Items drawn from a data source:
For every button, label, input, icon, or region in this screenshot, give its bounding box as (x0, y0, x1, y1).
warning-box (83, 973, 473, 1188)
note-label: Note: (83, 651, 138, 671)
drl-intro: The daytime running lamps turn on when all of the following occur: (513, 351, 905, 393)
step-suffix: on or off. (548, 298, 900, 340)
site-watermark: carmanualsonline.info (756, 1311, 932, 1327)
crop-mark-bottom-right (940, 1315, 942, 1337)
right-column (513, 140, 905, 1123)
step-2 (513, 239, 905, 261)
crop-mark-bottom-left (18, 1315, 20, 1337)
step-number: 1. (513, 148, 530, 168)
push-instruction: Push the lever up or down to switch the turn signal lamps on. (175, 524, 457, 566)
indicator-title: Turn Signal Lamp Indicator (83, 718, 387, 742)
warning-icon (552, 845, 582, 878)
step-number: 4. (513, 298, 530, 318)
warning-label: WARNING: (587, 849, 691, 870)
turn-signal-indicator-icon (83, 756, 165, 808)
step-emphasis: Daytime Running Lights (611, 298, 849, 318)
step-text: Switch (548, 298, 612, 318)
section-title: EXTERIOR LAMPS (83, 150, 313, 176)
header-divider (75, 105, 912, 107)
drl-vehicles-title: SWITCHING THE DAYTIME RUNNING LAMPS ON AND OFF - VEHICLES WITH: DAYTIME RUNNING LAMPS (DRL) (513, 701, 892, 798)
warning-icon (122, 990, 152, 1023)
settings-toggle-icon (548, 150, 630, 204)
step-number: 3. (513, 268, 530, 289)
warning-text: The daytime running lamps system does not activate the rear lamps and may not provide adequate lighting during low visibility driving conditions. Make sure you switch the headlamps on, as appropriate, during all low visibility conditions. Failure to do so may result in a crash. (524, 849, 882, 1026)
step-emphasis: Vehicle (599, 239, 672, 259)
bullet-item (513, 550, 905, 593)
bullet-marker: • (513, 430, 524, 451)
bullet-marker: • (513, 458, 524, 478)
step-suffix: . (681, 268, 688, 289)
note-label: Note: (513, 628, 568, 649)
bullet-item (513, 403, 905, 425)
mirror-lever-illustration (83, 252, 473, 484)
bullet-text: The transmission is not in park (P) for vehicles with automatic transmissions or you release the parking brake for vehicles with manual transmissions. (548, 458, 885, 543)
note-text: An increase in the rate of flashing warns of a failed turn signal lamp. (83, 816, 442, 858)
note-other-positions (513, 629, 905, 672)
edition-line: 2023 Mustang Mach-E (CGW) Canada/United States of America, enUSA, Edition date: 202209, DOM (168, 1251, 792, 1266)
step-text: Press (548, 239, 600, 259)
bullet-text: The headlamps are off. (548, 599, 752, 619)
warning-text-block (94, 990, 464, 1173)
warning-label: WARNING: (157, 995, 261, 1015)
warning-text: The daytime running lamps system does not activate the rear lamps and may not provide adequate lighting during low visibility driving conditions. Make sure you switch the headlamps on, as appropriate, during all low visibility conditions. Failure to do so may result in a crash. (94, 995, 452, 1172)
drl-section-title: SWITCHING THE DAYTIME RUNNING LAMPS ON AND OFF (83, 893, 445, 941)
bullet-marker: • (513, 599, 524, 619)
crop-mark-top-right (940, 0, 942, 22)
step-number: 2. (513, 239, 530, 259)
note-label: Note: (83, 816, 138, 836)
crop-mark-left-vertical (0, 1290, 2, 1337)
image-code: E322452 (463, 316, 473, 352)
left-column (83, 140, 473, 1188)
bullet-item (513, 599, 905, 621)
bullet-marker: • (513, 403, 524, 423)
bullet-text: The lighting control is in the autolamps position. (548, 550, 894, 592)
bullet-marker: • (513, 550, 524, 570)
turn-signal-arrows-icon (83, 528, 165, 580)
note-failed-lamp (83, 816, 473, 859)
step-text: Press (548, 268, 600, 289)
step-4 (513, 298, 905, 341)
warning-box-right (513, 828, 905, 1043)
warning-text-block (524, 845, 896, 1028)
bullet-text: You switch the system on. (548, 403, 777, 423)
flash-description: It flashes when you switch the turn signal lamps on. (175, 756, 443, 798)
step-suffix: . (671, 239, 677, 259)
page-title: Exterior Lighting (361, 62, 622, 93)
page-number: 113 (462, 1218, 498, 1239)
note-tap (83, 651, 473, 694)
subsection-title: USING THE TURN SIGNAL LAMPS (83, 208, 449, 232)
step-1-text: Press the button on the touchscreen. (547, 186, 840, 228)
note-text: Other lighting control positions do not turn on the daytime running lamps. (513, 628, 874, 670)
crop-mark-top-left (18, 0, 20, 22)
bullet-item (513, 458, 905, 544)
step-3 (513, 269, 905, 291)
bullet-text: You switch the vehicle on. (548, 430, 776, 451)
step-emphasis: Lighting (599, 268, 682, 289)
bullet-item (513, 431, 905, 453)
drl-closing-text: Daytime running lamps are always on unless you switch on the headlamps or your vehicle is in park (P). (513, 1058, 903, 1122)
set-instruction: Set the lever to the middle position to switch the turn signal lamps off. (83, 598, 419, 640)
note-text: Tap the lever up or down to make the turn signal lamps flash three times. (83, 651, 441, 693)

- _Stated goal_
Reproduce the entries word for word, starting at the very first line and ending at the line that contains "step-emphasis: Daytime Running", with both of those lines included.

- _Final result_
For every button, label, input, icon, or region in this screenshot, give its bounding box as (x0, y0, x1, y1).
warning-box (83, 973, 473, 1188)
note-label: Note: (83, 651, 138, 671)
drl-intro: The daytime running lamps turn on when all of the following occur: (513, 351, 905, 393)
step-suffix: on or off. (548, 298, 900, 340)
site-watermark: carmanualsonline.info (756, 1311, 932, 1327)
crop-mark-bottom-right (940, 1315, 942, 1337)
right-column (513, 140, 905, 1123)
step-2 (513, 239, 905, 261)
crop-mark-bottom-left (18, 1315, 20, 1337)
step-number: 1. (513, 148, 530, 168)
push-instruction: Push the lever up or down to switch the turn signal lamps on. (175, 524, 457, 566)
indicator-title: Turn Signal Lamp Indicator (83, 718, 387, 742)
warning-icon (552, 845, 582, 878)
step-number: 4. (513, 298, 530, 318)
warning-label: WARNING: (587, 849, 691, 870)
turn-signal-indicator-icon (83, 756, 165, 808)
step-emphasis: Daytime Running Lights (611, 298, 849, 318)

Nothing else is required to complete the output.